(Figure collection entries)
=-=-=-=-=
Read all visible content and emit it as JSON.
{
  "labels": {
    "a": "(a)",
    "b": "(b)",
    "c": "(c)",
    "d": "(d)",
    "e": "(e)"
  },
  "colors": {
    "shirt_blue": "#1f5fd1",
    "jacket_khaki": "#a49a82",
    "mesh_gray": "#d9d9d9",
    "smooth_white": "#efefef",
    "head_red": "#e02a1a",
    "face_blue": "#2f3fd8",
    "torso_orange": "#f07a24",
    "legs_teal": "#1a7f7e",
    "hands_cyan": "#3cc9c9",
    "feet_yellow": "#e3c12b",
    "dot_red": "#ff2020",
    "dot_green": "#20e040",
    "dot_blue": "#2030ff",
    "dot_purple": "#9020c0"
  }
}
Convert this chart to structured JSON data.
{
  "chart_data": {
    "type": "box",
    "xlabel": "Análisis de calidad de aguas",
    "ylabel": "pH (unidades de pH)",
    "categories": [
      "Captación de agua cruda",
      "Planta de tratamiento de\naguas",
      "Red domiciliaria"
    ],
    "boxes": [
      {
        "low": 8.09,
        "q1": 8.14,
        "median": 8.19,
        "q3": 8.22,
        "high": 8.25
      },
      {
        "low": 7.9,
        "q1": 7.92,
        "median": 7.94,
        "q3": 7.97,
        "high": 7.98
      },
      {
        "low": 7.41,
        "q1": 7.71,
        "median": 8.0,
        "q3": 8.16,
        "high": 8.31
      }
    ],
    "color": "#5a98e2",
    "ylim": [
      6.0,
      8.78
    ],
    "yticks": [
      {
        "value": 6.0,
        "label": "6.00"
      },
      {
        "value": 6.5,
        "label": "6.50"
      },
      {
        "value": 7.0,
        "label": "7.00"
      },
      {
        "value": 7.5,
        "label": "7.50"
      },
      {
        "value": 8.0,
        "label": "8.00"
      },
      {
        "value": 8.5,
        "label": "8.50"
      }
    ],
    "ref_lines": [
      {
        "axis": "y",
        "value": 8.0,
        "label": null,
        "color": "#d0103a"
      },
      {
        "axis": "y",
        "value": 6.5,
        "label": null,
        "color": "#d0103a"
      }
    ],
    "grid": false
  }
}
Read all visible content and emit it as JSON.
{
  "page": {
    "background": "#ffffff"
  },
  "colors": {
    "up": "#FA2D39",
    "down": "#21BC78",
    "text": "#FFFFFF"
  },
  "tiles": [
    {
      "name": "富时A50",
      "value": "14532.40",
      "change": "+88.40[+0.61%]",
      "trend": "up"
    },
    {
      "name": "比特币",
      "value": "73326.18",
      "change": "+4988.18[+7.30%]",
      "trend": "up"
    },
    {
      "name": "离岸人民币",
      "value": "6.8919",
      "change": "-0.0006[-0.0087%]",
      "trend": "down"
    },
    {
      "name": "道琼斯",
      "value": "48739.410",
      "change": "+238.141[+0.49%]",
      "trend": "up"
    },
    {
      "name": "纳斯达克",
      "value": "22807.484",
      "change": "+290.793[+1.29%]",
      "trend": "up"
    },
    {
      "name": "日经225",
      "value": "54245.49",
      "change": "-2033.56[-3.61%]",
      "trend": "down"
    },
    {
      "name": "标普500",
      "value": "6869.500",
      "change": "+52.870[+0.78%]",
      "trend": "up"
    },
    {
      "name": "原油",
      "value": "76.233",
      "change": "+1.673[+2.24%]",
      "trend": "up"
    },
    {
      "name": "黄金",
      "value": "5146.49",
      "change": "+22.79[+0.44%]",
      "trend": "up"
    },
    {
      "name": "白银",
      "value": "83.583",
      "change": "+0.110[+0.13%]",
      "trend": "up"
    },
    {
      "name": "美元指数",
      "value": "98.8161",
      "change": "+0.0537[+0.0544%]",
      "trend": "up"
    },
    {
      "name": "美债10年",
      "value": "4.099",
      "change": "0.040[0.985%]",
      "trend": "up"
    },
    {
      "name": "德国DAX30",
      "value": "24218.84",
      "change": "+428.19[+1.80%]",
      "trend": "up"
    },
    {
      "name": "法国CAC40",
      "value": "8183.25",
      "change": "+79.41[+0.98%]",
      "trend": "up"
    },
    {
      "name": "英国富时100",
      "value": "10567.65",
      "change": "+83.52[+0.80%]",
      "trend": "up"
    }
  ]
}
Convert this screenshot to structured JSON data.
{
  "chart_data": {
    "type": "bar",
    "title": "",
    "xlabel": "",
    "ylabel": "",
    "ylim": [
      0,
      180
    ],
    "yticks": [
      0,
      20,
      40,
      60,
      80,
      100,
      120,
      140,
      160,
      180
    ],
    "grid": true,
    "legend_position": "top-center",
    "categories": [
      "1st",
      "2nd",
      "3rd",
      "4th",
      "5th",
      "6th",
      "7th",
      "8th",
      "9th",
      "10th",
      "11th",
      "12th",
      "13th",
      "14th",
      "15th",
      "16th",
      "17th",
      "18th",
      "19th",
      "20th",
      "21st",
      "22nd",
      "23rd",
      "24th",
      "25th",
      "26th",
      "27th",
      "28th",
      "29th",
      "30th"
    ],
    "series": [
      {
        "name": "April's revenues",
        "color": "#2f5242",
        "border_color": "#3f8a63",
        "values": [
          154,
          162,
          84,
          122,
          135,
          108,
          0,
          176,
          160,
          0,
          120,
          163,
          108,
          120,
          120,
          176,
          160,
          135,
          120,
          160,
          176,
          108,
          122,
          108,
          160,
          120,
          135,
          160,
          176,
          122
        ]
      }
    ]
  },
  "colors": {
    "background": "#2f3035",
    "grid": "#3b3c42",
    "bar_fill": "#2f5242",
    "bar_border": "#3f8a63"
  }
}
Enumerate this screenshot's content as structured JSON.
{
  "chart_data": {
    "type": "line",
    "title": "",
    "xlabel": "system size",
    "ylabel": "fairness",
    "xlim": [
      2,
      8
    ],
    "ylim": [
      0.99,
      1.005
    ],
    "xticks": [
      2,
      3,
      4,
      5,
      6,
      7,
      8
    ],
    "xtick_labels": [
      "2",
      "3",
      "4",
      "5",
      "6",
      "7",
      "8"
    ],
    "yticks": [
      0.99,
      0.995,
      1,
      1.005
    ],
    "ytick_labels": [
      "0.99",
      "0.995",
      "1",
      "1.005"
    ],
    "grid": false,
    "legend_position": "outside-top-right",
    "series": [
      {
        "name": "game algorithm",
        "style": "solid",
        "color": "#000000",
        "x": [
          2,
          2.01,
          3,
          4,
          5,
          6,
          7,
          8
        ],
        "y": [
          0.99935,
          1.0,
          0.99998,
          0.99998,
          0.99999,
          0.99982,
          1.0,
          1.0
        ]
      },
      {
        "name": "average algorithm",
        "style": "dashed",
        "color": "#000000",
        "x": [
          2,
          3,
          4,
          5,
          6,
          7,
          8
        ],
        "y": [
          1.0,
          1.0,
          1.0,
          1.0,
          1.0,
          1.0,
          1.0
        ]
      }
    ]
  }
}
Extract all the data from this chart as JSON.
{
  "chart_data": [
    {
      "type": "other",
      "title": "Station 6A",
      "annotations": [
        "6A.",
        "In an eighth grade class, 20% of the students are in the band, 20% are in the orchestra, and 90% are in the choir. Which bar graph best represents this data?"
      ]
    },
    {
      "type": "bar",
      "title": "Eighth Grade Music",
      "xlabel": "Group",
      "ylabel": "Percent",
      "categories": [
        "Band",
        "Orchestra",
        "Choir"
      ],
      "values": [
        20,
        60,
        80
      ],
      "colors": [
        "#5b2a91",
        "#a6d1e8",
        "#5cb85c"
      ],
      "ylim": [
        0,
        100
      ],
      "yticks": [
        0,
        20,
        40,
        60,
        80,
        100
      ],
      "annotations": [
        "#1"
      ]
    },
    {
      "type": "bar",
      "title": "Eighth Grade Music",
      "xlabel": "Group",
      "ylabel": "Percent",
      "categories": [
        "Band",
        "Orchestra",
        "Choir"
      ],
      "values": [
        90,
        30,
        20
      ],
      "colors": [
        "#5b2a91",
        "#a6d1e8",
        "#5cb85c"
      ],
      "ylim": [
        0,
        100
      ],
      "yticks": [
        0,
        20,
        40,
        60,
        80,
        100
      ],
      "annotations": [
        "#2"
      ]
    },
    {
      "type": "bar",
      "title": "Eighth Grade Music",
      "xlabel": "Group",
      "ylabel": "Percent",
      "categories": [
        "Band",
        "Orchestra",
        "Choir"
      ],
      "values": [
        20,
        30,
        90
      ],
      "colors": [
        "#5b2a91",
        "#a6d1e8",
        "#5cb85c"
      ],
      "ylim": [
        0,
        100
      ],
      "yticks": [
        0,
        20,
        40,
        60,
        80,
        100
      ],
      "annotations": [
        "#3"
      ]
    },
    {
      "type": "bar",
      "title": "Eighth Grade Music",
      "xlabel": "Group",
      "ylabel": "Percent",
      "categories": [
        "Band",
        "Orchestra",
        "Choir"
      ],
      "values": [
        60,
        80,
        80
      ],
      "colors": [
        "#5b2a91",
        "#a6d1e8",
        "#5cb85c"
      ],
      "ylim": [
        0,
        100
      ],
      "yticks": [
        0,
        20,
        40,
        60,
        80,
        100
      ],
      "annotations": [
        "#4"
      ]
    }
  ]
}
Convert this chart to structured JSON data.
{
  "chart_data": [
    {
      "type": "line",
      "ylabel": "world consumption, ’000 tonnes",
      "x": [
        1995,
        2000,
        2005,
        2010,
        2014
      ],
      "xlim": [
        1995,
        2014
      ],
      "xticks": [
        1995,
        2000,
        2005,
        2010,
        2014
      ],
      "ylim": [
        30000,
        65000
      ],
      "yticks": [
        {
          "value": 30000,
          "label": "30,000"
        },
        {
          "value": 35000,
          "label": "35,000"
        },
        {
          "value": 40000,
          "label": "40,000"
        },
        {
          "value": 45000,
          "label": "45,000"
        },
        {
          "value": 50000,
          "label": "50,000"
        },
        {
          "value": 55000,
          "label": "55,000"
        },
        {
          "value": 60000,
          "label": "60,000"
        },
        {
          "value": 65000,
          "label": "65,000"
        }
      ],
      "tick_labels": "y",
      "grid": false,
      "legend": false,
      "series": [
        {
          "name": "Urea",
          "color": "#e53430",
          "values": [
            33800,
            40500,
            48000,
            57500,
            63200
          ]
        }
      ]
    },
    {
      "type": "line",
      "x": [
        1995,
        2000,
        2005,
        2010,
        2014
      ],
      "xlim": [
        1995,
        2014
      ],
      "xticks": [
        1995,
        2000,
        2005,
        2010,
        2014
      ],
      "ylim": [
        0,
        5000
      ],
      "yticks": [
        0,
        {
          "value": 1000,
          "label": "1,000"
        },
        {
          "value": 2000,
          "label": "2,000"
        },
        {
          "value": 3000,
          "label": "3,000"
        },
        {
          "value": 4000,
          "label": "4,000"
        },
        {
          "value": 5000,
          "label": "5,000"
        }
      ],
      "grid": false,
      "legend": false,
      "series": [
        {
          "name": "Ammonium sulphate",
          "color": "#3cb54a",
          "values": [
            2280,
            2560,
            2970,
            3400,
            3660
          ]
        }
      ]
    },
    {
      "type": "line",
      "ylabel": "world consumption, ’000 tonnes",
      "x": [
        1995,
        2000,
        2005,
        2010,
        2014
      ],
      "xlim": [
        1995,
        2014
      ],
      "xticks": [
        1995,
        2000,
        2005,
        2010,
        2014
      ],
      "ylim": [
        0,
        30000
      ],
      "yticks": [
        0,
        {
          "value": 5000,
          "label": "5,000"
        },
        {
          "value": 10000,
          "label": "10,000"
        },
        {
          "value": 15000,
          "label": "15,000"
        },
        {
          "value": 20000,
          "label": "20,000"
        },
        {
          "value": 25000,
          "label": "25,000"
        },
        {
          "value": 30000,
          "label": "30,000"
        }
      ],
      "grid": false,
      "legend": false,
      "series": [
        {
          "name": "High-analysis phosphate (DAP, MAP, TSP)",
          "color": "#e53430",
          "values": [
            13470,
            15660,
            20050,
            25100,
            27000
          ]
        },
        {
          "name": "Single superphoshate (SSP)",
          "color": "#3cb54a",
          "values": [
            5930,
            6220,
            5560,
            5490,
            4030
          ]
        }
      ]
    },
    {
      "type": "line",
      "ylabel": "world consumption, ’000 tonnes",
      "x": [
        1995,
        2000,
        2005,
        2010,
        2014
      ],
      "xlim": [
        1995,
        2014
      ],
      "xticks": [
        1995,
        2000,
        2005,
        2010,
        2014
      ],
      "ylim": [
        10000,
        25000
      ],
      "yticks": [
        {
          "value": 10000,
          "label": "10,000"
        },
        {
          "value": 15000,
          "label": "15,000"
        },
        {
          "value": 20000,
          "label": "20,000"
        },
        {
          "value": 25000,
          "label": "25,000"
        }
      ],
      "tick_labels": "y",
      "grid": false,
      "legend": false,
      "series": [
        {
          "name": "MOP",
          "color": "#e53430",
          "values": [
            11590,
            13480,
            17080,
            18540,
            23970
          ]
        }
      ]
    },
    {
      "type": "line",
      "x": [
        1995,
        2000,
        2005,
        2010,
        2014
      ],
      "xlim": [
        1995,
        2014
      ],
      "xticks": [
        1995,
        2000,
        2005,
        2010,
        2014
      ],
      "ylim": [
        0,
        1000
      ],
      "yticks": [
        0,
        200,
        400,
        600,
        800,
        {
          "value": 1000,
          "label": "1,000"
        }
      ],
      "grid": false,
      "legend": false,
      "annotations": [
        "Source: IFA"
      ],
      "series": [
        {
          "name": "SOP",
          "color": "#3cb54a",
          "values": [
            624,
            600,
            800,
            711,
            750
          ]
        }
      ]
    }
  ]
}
=-=-=-=-=
The request >> In the entries above, identify each line that includes the string "JSON", then copy it.

Output for this task >>
Read all visible content and emit it as JSON.
Convert this chart to structured JSON data.
Read all visible content and emit it as JSON.
Convert this screenshot to structured JSON data.
Enumerate this screenshot's content as structured JSON.
Extract all the data from this chart as JSON.
Convert this chart to structured JSON data.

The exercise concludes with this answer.